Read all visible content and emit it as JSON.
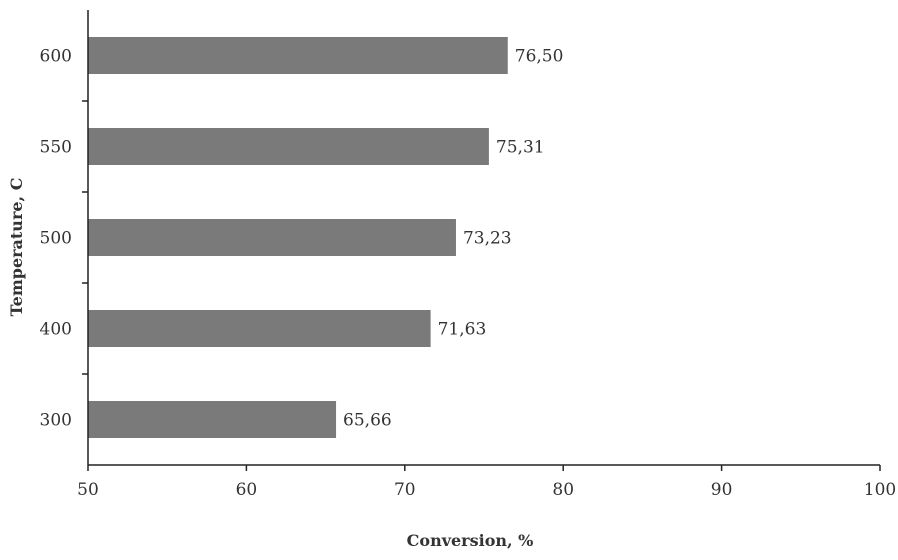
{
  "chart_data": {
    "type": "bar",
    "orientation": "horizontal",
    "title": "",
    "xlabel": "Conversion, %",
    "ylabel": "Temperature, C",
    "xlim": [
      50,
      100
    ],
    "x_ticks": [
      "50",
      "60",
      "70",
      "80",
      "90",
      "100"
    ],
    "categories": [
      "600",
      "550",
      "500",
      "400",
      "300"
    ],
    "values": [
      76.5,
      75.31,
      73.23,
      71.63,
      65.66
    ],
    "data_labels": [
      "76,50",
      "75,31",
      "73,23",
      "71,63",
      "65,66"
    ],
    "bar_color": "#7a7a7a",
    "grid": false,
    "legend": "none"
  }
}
═══
◆ WHAT THE TASK REQUIRES
Retype the listing exactly. Pictures do not belong in the copy.

◆ EXERCISE RESULT
Read all visible content and emit it as JSON.
{
  "chart_data": {
    "type": "bar",
    "orientation": "horizontal",
    "title": "",
    "xlabel": "Conversion, %",
    "ylabel": "Temperature, C",
    "xlim": [
      50,
      100
    ],
    "x_ticks": [
      "50",
      "60",
      "70",
      "80",
      "90",
      "100"
    ],
    "categories": [
      "600",
      "550",
      "500",
      "400",
      "300"
    ],
    "values": [
      76.5,
      75.31,
      73.23,
      71.63,
      65.66
    ],
    "data_labels": [
      "76,50",
      "75,31",
      "73,23",
      "71,63",
      "65,66"
    ],
    "bar_color": "#7a7a7a",
    "grid": false,
    "legend": "none"
  }
}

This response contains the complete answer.